ENTRIES start

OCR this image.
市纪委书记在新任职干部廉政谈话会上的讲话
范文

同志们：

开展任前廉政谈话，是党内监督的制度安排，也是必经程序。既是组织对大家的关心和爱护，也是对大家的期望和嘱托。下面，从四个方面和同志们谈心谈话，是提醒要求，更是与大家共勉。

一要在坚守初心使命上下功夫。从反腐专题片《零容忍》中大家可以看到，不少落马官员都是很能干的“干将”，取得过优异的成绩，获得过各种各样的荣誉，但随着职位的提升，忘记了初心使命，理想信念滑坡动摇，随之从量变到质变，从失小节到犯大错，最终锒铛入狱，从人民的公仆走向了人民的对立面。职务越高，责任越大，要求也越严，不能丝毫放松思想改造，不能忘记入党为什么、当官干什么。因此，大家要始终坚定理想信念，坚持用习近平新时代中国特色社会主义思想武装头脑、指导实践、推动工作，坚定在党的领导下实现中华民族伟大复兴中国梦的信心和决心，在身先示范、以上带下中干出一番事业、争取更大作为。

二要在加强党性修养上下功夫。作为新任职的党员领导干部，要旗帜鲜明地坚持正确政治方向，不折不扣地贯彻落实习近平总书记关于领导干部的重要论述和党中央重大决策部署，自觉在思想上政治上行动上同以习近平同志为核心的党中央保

ENTRIES end

Nothing should be changed: write out all of the data as is.

OCR this image.
市纪委书记在新任职干部廉政谈话会上的讲话
范文

同志们：

开展任前廉政谈话，是党内监督的制度安排，也是必经程序。既是组织对大家的关心和爱护，也是对大家的期望和嘱托。下面，从四个方面和同志们谈心谈话，是提醒要求，更是与大家共勉。

一要在坚守初心使命上下功夫。从反腐专题片《零容忍》中大家可以看到，不少落马官员都是很能干的“干将”，取得过优异的成绩，获得过各种各样的荣誉，但随着职位的提升，忘记了初心使命，理想信念滑坡动摇，随之从量变到质变，从失小节到犯大错，最终锒铛入狱，从人民的公仆走向了人民的对立面。职务越高，责任越大，要求也越严，不能丝毫放松思想改造，不能忘记入党为什么、当官干什么。因此，大家要始终坚定理想信念，坚持用习近平新时代中国特色社会主义思想武装头脑、指导实践、推动工作，坚定在党的领导下实现中华民族伟大复兴中国梦的信心和决心，在身先示范、以上带下中干出一番事业、争取更大作为。

二要在加强党性修养上下功夫。作为新任职的党员领导干部，要旗帜鲜明地坚持正确政治方向，不折不扣地贯彻落实习近平总书记关于领导干部的重要论述和党中央重大决策部署，自觉在思想上政治上行动上同以习近平同志为核心的党中央保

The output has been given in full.